Data listing:
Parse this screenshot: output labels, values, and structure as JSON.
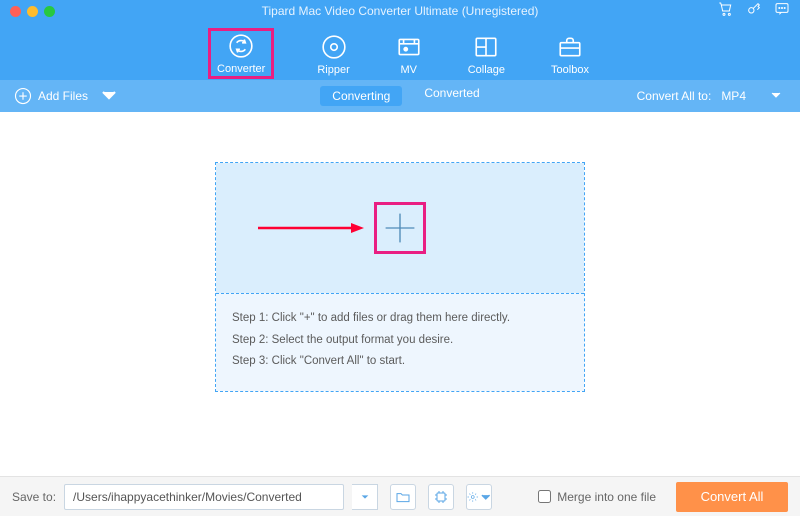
{
  "app": {
    "title": "Tipard Mac Video Converter Ultimate (Unregistered)"
  },
  "tabs": {
    "converter": "Converter",
    "ripper": "Ripper",
    "mv": "MV",
    "collage": "Collage",
    "toolbox": "Toolbox"
  },
  "subbar": {
    "add_files": "Add Files",
    "converting": "Converting",
    "converted": "Converted",
    "convert_all_to": "Convert All to:",
    "format": "MP4"
  },
  "drop": {
    "step1": "Step 1: Click \"+\" to add files or drag them here directly.",
    "step2": "Step 2: Select the output format you desire.",
    "step3": "Step 3: Click \"Convert All\" to start."
  },
  "footer": {
    "save_to": "Save to:",
    "path": "/Users/ihappyacethinker/Movies/Converted",
    "merge": "Merge into one file",
    "convert_all": "Convert All"
  }
}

### WHAT IS ASKED
Take every line above carrying "output" and return it.

### EXERCISE RESPONSE
Parse this screenshot: output labels, values, and structure as JSON.
    "step2": "Step 2: Select the output format you desire.",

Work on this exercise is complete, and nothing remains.